Copy out the complete listing, word for word.

## Provided material
- - -
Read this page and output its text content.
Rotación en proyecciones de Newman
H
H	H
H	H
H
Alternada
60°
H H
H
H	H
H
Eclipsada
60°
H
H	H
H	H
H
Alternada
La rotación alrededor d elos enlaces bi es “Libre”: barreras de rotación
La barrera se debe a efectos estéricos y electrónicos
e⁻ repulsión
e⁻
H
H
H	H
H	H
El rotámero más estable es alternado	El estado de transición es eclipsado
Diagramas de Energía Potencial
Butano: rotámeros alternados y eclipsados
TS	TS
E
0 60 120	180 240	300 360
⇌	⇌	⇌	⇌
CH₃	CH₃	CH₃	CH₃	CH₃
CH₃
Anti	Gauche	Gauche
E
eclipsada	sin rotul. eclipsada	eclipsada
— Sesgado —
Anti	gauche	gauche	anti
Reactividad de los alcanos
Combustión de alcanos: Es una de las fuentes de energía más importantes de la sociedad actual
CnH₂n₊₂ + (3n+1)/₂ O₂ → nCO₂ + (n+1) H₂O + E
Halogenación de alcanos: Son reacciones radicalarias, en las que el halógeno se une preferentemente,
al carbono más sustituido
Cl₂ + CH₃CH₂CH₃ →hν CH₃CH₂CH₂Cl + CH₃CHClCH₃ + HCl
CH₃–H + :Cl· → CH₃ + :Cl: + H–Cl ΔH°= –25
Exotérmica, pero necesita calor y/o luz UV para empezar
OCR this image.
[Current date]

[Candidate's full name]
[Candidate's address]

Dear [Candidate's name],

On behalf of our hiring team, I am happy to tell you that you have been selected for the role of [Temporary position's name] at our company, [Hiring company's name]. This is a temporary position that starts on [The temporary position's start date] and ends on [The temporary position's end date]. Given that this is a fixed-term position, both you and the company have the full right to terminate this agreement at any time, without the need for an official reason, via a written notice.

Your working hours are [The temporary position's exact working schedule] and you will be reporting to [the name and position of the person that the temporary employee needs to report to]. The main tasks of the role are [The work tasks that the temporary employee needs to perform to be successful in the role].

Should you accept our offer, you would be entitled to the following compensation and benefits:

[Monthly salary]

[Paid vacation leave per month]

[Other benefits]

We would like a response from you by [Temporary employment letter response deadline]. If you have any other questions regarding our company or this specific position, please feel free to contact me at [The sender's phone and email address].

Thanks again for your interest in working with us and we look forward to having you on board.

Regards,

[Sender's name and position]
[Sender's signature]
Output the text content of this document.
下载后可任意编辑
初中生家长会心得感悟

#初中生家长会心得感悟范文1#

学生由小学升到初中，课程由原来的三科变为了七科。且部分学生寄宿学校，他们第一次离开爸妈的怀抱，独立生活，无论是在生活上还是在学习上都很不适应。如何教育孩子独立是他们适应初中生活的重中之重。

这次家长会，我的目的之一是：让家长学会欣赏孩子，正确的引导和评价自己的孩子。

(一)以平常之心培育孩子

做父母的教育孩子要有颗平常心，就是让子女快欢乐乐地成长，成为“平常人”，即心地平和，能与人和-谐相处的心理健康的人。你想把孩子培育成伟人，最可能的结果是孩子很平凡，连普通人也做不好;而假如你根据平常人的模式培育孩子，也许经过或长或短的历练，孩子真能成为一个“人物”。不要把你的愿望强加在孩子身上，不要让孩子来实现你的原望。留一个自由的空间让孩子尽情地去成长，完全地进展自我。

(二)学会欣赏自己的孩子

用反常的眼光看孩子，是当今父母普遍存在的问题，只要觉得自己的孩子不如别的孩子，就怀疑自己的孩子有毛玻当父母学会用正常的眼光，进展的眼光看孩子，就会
- - -
## The solution
Read this page and output its text content.
Rotación en proyecciones de Newman
H
H	H
H	H
H
Alternada
60°
H H
H
H	H
H
Eclipsada
60°
H
H	H
H	H
H
Alternada
La rotación alrededor d elos enlaces bi es “Libre”: barreras de rotación
La barrera se debe a efectos estéricos y electrónicos
e⁻ repulsión
e⁻
H
H
H	H
H	H
El rotámero más estable es alternado	El estado de transición es eclipsado
Diagramas de Energía Potencial
Butano: rotámeros alternados y eclipsados
TS	TS
E
0 60 120	180 240	300 360
⇌	⇌	⇌	⇌
CH₃	CH₃	CH₃	CH₃	CH₃
CH₃
Anti	Gauche	Gauche
E
eclipsada	sin rotul. eclipsada	eclipsada
— Sesgado —
Anti	gauche	gauche	anti
Reactividad de los alcanos
Combustión de alcanos: Es una de las fuentes de energía más importantes de la sociedad actual
CnH₂n₊₂ + (3n+1)/₂ O₂ → nCO₂ + (n+1) H₂O + E
Halogenación de alcanos: Son reacciones radicalarias, en las que el halógeno se une preferentemente,
al carbono más sustituido
Cl₂ + CH₃CH₂CH₃ →hν CH₃CH₂CH₂Cl + CH₃CHClCH₃ + HCl
CH₃–H + :Cl· → CH₃ + :Cl: + H–Cl ΔH°= –25
Exotérmica, pero necesita calor y/o luz UV para empezar
OCR this image.
[Current date]

[Candidate's full name]
[Candidate's address]

Dear [Candidate's name],

On behalf of our hiring team, I am happy to tell you that you have been selected for the role of [Temporary position's name] at our company, [Hiring company's name]. This is a temporary position that starts on [The temporary position's start date] and ends on [The temporary position's end date]. Given that this is a fixed-term position, both you and the company have the full right to terminate this agreement at any time, without the need for an official reason, via a written notice.

Your working hours are [The temporary position's exact working schedule] and you will be reporting to [the name and position of the person that the temporary employee needs to report to]. The main tasks of the role are [The work tasks that the temporary employee needs to perform to be successful in the role].

Should you accept our offer, you would be entitled to the following compensation and benefits:

[Monthly salary]

[Paid vacation leave per month]

[Other benefits]

We would like a response from you by [Temporary employment letter response deadline]. If you have any other questions regarding our company or this specific position, please feel free to contact me at [The sender's phone and email address].

Thanks again for your interest in working with us and we look forward to having you on board.

Regards,

[Sender's name and position]
[Sender's signature]
Output the text content of this document.
下载后可任意编辑
初中生家长会心得感悟

#初中生家长会心得感悟范文1#

学生由小学升到初中，课程由原来的三科变为了七科。且部分学生寄宿学校，他们第一次离开爸妈的怀抱，独立生活，无论是在生活上还是在学习上都很不适应。如何教育孩子独立是他们适应初中生活的重中之重。

这次家长会，我的目的之一是：让家长学会欣赏孩子，正确的引导和评价自己的孩子。

(一)以平常之心培育孩子

做父母的教育孩子要有颗平常心，就是让子女快欢乐乐地成长，成为“平常人”，即心地平和，能与人和-谐相处的心理健康的人。你想把孩子培育成伟人，最可能的结果是孩子很平凡，连普通人也做不好;而假如你根据平常人的模式培育孩子，也许经过或长或短的历练，孩子真能成为一个“人物”。不要把你的愿望强加在孩子身上，不要让孩子来实现你的原望。留一个自由的空间让孩子尽情地去成长，完全地进展自我。

(二)学会欣赏自己的孩子

用反常的眼光看孩子，是当今父母普遍存在的问题，只要觉得自己的孩子不如别的孩子，就怀疑自己的孩子有毛玻当父母学会用正常的眼光，进展的眼光看孩子，就会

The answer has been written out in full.